__WORK TO BE COMPLETED__.
Report each line of the records below that includes the word "Controls", copying it in full.

#####

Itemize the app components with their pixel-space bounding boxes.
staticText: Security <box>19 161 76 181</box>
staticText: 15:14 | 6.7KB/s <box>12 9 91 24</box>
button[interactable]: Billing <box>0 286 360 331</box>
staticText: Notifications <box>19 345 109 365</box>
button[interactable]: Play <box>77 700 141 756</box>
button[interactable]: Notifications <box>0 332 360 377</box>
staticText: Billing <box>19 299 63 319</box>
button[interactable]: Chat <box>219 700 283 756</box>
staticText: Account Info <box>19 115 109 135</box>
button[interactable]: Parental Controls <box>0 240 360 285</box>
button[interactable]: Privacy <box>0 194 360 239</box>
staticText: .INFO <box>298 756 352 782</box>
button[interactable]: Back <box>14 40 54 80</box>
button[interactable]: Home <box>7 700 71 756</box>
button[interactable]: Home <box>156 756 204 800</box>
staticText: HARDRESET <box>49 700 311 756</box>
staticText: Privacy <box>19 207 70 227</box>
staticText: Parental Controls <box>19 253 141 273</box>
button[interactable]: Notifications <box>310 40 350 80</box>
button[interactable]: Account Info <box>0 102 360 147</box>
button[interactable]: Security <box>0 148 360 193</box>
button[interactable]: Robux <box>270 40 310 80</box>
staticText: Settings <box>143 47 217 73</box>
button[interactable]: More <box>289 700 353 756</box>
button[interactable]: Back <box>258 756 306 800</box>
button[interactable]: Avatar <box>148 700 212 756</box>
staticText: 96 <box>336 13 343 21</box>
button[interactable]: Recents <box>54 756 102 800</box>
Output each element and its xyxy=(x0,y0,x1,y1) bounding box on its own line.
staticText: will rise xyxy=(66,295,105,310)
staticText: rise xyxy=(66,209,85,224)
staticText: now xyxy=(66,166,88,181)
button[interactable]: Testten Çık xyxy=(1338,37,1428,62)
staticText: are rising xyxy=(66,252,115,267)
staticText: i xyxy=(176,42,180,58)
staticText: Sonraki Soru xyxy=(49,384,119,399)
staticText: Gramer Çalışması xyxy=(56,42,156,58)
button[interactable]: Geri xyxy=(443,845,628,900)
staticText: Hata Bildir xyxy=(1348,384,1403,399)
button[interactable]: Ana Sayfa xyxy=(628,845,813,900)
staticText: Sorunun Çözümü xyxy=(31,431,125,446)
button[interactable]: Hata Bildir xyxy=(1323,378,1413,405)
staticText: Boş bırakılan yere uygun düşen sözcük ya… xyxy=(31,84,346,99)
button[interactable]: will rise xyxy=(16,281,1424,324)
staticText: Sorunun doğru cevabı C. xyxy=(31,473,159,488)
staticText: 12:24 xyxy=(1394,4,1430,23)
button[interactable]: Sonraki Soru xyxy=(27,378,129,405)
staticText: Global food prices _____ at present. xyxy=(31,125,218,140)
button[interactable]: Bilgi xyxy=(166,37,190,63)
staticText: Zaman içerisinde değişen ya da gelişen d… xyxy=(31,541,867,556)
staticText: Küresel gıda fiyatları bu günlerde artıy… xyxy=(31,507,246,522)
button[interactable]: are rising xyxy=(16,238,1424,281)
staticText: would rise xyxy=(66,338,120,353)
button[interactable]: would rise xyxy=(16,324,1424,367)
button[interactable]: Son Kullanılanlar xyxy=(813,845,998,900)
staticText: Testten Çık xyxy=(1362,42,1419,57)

#####

__TASK RESULT__.
button[interactable]: Parental Controls <box>0 240 360 285</box>
staticText: Parental Controls <box>19 253 141 273</box>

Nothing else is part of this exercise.